Start GIVEN DATA

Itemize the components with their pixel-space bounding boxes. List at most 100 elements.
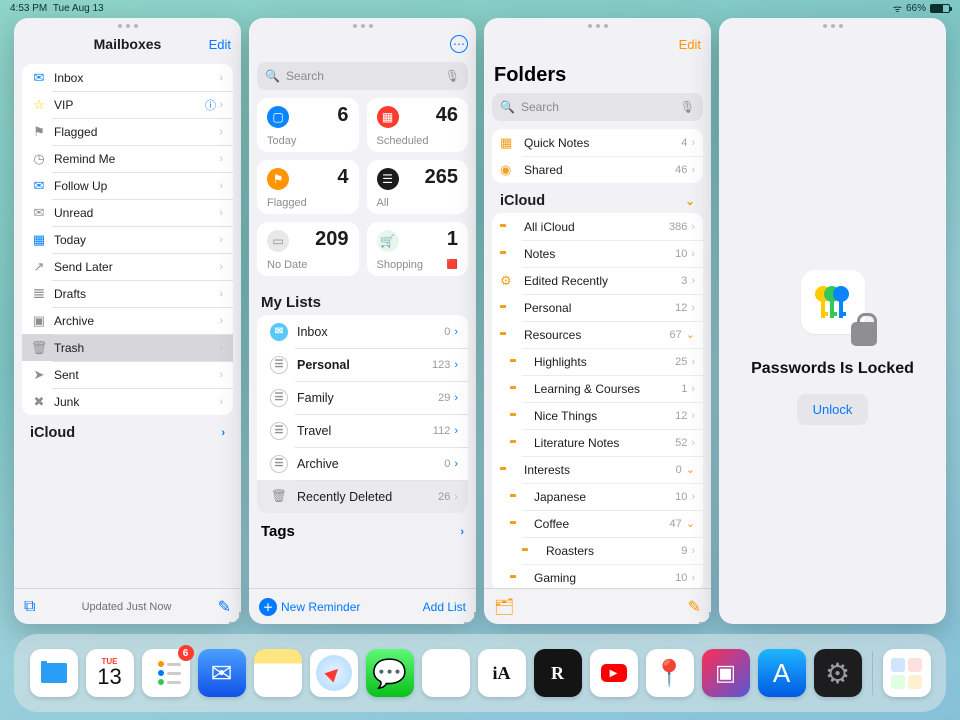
card-all[interactable]: ☰265All xyxy=(367,160,469,214)
folder-all-icloud[interactable]: All iCloud386› xyxy=(492,213,703,240)
unlock-button[interactable]: Unlock xyxy=(797,394,869,425)
edit-button[interactable]: Edit xyxy=(209,37,231,52)
search-icon: 🔍 xyxy=(265,69,280,83)
chevron-right-icon: › xyxy=(454,425,458,437)
mailbox-vip[interactable]: ☆VIPⓘ › xyxy=(22,91,233,118)
resize-handle[interactable] xyxy=(696,609,711,624)
list-recently-deleted[interactable]: 🗑Recently Deleted26› xyxy=(257,480,468,513)
mailbox-junk[interactable]: ✖︎Junk› xyxy=(22,388,233,415)
folder-gaming[interactable]: Gaming10› xyxy=(492,564,703,588)
dock-app-library[interactable] xyxy=(883,649,931,697)
list-icon: ☰ xyxy=(267,422,291,440)
dock-app-shortcuts[interactable]: ▣ xyxy=(702,649,750,697)
dock-app-maps[interactable]: 📍 xyxy=(646,649,694,697)
card-icon: ▭ xyxy=(267,230,289,252)
mailbox-unread[interactable]: ✉︎Unread› xyxy=(22,199,233,226)
dock: TUE136✉︎ ▲💬❇︎iAR▶📍▣A⚙︎ xyxy=(14,634,946,712)
folder-notes[interactable]: Notes10› xyxy=(492,240,703,267)
mailbox-inbox[interactable]: ✉︎Inbox› xyxy=(22,64,233,91)
resize-handle[interactable] xyxy=(226,609,241,624)
dock-app-r[interactable]: R xyxy=(534,649,582,697)
resize-handle[interactable] xyxy=(461,609,476,624)
dock-app-photos[interactable]: ❇︎ xyxy=(422,649,470,697)
quicknote-icon: ▦ xyxy=(500,135,518,151)
info-icon[interactable]: ⓘ xyxy=(205,97,216,113)
mailbox-today[interactable]: ▦Today› xyxy=(22,226,233,253)
folder-nice-things[interactable]: Nice Things12› xyxy=(492,402,703,429)
chevron-right-icon: › xyxy=(691,137,695,149)
window-dots[interactable] xyxy=(249,18,476,30)
mailbox-trash[interactable]: 🗑Trash› xyxy=(22,334,233,361)
list-archive[interactable]: ☰Archive0› xyxy=(257,447,468,480)
folder-personal[interactable]: Personal12› xyxy=(492,294,703,321)
dock-app-ia[interactable]: iA xyxy=(478,649,526,697)
clock-icon: ◷ xyxy=(30,150,48,168)
folder-japanese[interactable]: Japanese10› xyxy=(492,483,703,510)
mailbox-archive[interactable]: ▣Archive› xyxy=(22,307,233,334)
dock-app-safari[interactable]: ▲ xyxy=(310,649,358,697)
paperplane-icon: ➤ xyxy=(30,366,48,384)
followup-icon: ✉︎ xyxy=(30,177,48,195)
window-dots[interactable] xyxy=(484,18,711,30)
chevron-icon: › xyxy=(691,248,695,260)
new-reminder-button[interactable]: ＋ New Reminder xyxy=(259,598,360,616)
chevron-right-icon: › xyxy=(219,396,223,408)
dock-app-mail[interactable]: ✉︎ xyxy=(198,649,246,697)
tags-row[interactable]: Tags › xyxy=(249,513,476,550)
new-folder-button[interactable]: 🗂︎ xyxy=(494,597,514,617)
folder-roasters[interactable]: Roasters9› xyxy=(492,537,703,564)
dock-app-appstore[interactable]: A xyxy=(758,649,806,697)
mailbox-follow-up[interactable]: ✉︎Follow Up› xyxy=(22,172,233,199)
dock-app-notes[interactable] xyxy=(254,649,302,697)
window-dots[interactable] xyxy=(719,18,946,30)
card-shopping[interactable]: 🛒1Shopping🟥 xyxy=(367,222,469,276)
list-icon: ✉︎ xyxy=(267,323,291,341)
mailbox-send-later[interactable]: ↗Send Later› xyxy=(22,253,233,280)
list-inbox[interactable]: ✉︎Inbox0› xyxy=(257,315,468,348)
mic-icon[interactable]: 🎙 xyxy=(680,100,695,114)
folder-coffee[interactable]: Coffee47⌄ xyxy=(492,510,703,537)
card-scheduled[interactable]: ▦46Scheduled xyxy=(367,98,469,152)
dock-app-youtube[interactable]: ▶ xyxy=(590,649,638,697)
folder-interests[interactable]: Interests0⌄ xyxy=(492,456,703,483)
more-button[interactable]: ⋯ xyxy=(450,35,468,53)
list-family[interactable]: ☰Family29› xyxy=(257,381,468,414)
chevron-right-icon: › xyxy=(454,392,458,404)
dock-app-reminders[interactable]: 6 xyxy=(142,649,190,697)
card-icon: ▦ xyxy=(377,106,399,128)
chevron-icon: › xyxy=(691,437,695,449)
folder-learning-&-courses[interactable]: Learning & Courses1› xyxy=(492,375,703,402)
folder-highlights[interactable]: Highlights25› xyxy=(492,348,703,375)
card-flagged[interactable]: ⚑4Flagged xyxy=(257,160,359,214)
mailbox-flagged[interactable]: ⚑Flagged› xyxy=(22,118,233,145)
card-today[interactable]: ▢6Today xyxy=(257,98,359,152)
dock-app-files[interactable] xyxy=(30,649,78,697)
card-nodate[interactable]: ▭209No Date xyxy=(257,222,359,276)
search-field[interactable]: 🔍 Search 🎙 xyxy=(257,62,468,90)
window-dots[interactable] xyxy=(14,18,241,30)
list-personal[interactable]: ☰Personal123› xyxy=(257,348,468,381)
chevron-icon: › xyxy=(691,572,695,584)
chevron-icon: › xyxy=(691,491,695,503)
reminders-pane: ⋯ 🔍 Search 🎙 ▢6Today▦46Scheduled⚑4Flagge… xyxy=(249,18,476,624)
search-field[interactable]: 🔍 Search 🎙 xyxy=(492,93,703,121)
dock-app-calendar[interactable]: TUE13 xyxy=(86,649,134,697)
folder-edited-recently[interactable]: ⚙︎Edited Recently3› xyxy=(492,267,703,294)
mailbox-drafts[interactable]: 𝌆Drafts› xyxy=(22,280,233,307)
add-list-button[interactable]: Add List xyxy=(423,600,466,614)
dock-app-settings[interactable]: ⚙︎ xyxy=(814,649,862,697)
folder-quick-notes[interactable]: ▦Quick Notes4› xyxy=(492,129,703,156)
list-travel[interactable]: ☰Travel112› xyxy=(257,414,468,447)
dock-app-messages[interactable]: 💬 xyxy=(366,649,414,697)
notes-account-row[interactable]: iCloud ⌄ xyxy=(492,183,703,213)
mic-icon[interactable]: 🎙 xyxy=(445,69,460,83)
edit-button[interactable]: Edit xyxy=(679,37,701,52)
folder-resources[interactable]: Resources67⌄ xyxy=(492,321,703,348)
copies-icon[interactable]: ⧉ xyxy=(24,598,35,616)
folder-shared[interactable]: ◉Shared46› xyxy=(492,156,703,183)
folder-literature-notes[interactable]: Literature Notes52› xyxy=(492,429,703,456)
mailbox-sent[interactable]: ➤Sent› xyxy=(22,361,233,388)
card-icon: 🛒 xyxy=(377,230,399,252)
mailbox-remind-me[interactable]: ◷Remind Me› xyxy=(22,145,233,172)
mail-account-row[interactable]: iCloud › xyxy=(22,415,233,445)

End GIVEN DATA

■ **TASK DETAILS**
Reproduce the listing verbatim from the line with "card-all[interactable]: ☰265All xyxy=(367,160,469,214)" up to and including the line with "resize-handle[interactable] xyxy=(461,609,476,624)".

■ **OUTPUT**
card-all[interactable]: ☰265All xyxy=(367,160,469,214)
folder-all-icloud[interactable]: All iCloud386› xyxy=(492,213,703,240)
unlock-button[interactable]: Unlock xyxy=(797,394,869,425)
edit-button[interactable]: Edit xyxy=(209,37,231,52)
search-icon: 🔍 xyxy=(265,69,280,83)
chevron-right-icon: › xyxy=(454,425,458,437)
mailbox-vip[interactable]: ☆VIPⓘ › xyxy=(22,91,233,118)
resize-handle[interactable] xyxy=(696,609,711,624)
list-recently-deleted[interactable]: 🗑Recently Deleted26› xyxy=(257,480,468,513)
mailbox-junk[interactable]: ✖︎Junk› xyxy=(22,388,233,415)
folder-gaming[interactable]: Gaming10› xyxy=(492,564,703,588)
dock-app-library[interactable] xyxy=(883,649,931,697)
list-icon: ☰ xyxy=(267,422,291,440)
dock-app-shortcuts[interactable]: ▣ xyxy=(702,649,750,697)
dock-app-maps[interactable]: 📍 xyxy=(646,649,694,697)
card-icon: ▭ xyxy=(267,230,289,252)
mailbox-unread[interactable]: ✉︎Unread› xyxy=(22,199,233,226)
dock: TUE136✉︎ ▲💬❇︎iAR▶📍▣A⚙︎ xyxy=(14,634,946,712)
folder-notes[interactable]: Notes10› xyxy=(492,240,703,267)
mailbox-inbox[interactable]: ✉︎Inbox› xyxy=(22,64,233,91)
resize-handle[interactable] xyxy=(226,609,241,624)
dock-app-r[interactable]: R xyxy=(534,649,582,697)
resize-handle[interactable] xyxy=(461,609,476,624)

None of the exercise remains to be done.